* **What is asked**
Transcribe every entry word for word, leaving out all images.

******************************

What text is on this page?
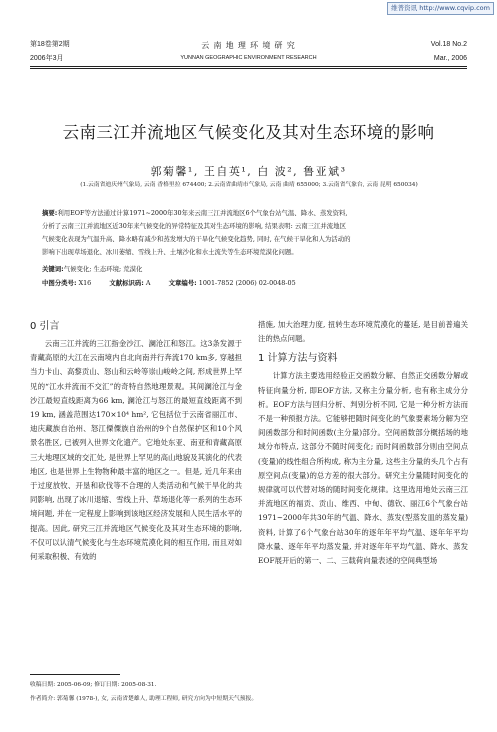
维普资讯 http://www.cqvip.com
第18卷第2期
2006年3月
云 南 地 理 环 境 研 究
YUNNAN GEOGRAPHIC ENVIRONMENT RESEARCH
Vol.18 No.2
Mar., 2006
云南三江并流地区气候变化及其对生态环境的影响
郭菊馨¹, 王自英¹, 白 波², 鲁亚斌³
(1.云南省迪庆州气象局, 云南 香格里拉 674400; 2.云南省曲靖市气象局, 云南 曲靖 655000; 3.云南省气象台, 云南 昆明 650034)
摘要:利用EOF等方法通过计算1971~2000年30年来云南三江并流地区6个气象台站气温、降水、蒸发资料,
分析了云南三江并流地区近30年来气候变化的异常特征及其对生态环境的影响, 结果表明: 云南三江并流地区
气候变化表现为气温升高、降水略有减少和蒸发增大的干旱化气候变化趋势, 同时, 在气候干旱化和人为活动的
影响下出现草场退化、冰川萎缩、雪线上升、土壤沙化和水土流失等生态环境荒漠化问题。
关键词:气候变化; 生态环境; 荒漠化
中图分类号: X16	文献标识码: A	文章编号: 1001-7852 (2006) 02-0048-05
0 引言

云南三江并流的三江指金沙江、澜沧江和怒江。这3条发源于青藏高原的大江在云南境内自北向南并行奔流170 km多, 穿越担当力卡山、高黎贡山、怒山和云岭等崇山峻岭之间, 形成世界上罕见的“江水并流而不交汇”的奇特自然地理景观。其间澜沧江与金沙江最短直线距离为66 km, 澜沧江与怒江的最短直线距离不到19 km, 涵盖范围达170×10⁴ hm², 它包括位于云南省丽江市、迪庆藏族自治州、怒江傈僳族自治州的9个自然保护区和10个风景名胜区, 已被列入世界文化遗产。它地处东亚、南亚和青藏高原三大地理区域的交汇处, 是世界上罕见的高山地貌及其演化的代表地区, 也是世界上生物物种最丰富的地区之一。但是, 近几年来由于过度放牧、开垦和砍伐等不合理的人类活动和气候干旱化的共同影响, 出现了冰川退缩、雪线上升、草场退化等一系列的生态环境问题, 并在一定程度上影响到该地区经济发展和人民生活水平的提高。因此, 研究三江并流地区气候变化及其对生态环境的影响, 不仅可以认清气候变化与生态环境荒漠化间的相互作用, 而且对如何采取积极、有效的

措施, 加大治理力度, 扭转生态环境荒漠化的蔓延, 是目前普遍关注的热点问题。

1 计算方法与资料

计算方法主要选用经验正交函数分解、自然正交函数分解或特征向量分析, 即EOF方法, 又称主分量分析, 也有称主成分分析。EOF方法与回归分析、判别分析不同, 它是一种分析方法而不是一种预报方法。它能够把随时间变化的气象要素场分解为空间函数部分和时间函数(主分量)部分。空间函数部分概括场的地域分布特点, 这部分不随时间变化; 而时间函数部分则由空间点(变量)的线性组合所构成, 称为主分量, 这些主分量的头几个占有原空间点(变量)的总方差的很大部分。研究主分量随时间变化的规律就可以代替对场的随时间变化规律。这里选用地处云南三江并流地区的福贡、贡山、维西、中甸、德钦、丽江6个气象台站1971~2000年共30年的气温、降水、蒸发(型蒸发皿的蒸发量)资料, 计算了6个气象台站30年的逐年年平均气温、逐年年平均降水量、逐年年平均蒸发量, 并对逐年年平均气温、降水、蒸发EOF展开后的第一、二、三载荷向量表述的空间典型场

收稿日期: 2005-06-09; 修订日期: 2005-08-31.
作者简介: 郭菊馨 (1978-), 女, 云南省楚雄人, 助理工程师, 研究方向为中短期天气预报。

******************************

* **Answer in full**
What text is on this page?
维普资讯 http://www.cqvip.com
第18卷第2期
2006年3月
云 南 地 理 环 境 研 究
YUNNAN GEOGRAPHIC ENVIRONMENT RESEARCH
Vol.18 No.2
Mar., 2006
云南三江并流地区气候变化及其对生态环境的影响
郭菊馨¹, 王自英¹, 白 波², 鲁亚斌³
(1.云南省迪庆州气象局, 云南 香格里拉 674400; 2.云南省曲靖市气象局, 云南 曲靖 655000; 3.云南省气象台, 云南 昆明 650034)
摘要:利用EOF等方法通过计算1971~2000年30年来云南三江并流地区6个气象台站气温、降水、蒸发资料,
分析了云南三江并流地区近30年来气候变化的异常特征及其对生态环境的影响, 结果表明: 云南三江并流地区
气候变化表现为气温升高、降水略有减少和蒸发增大的干旱化气候变化趋势, 同时, 在气候干旱化和人为活动的
影响下出现草场退化、冰川萎缩、雪线上升、土壤沙化和水土流失等生态环境荒漠化问题。
关键词:气候变化; 生态环境; 荒漠化
中图分类号: X16	文献标识码: A	文章编号: 1001-7852 (2006) 02-0048-05
0 引言

云南三江并流的三江指金沙江、澜沧江和怒江。这3条发源于青藏高原的大江在云南境内自北向南并行奔流170 km多, 穿越担当力卡山、高黎贡山、怒山和云岭等崇山峻岭之间, 形成世界上罕见的“江水并流而不交汇”的奇特自然地理景观。其间澜沧江与金沙江最短直线距离为66 km, 澜沧江与怒江的最短直线距离不到19 km, 涵盖范围达170×10⁴ hm², 它包括位于云南省丽江市、迪庆藏族自治州、怒江傈僳族自治州的9个自然保护区和10个风景名胜区, 已被列入世界文化遗产。它地处东亚、南亚和青藏高原三大地理区域的交汇处, 是世界上罕见的高山地貌及其演化的代表地区, 也是世界上生物物种最丰富的地区之一。但是, 近几年来由于过度放牧、开垦和砍伐等不合理的人类活动和气候干旱化的共同影响, 出现了冰川退缩、雪线上升、草场退化等一系列的生态环境问题, 并在一定程度上影响到该地区经济发展和人民生活水平的提高。因此, 研究三江并流地区气候变化及其对生态环境的影响, 不仅可以认清气候变化与生态环境荒漠化间的相互作用, 而且对如何采取积极、有效的

措施, 加大治理力度, 扭转生态环境荒漠化的蔓延, 是目前普遍关注的热点问题。

1 计算方法与资料

计算方法主要选用经验正交函数分解、自然正交函数分解或特征向量分析, 即EOF方法, 又称主分量分析, 也有称主成分分析。EOF方法与回归分析、判别分析不同, 它是一种分析方法而不是一种预报方法。它能够把随时间变化的气象要素场分解为空间函数部分和时间函数(主分量)部分。空间函数部分概括场的地域分布特点, 这部分不随时间变化; 而时间函数部分则由空间点(变量)的线性组合所构成, 称为主分量, 这些主分量的头几个占有原空间点(变量)的总方差的很大部分。研究主分量随时间变化的规律就可以代替对场的随时间变化规律。这里选用地处云南三江并流地区的福贡、贡山、维西、中甸、德钦、丽江6个气象台站1971~2000年共30年的气温、降水、蒸发(型蒸发皿的蒸发量)资料, 计算了6个气象台站30年的逐年年平均气温、逐年年平均降水量、逐年年平均蒸发量, 并对逐年年平均气温、降水、蒸发EOF展开后的第一、二、三载荷向量表述的空间典型场

收稿日期: 2005-06-09; 修订日期: 2005-08-31.
作者简介: 郭菊馨 (1978-), 女, 云南省楚雄人, 助理工程师, 研究方向为中短期天气预报。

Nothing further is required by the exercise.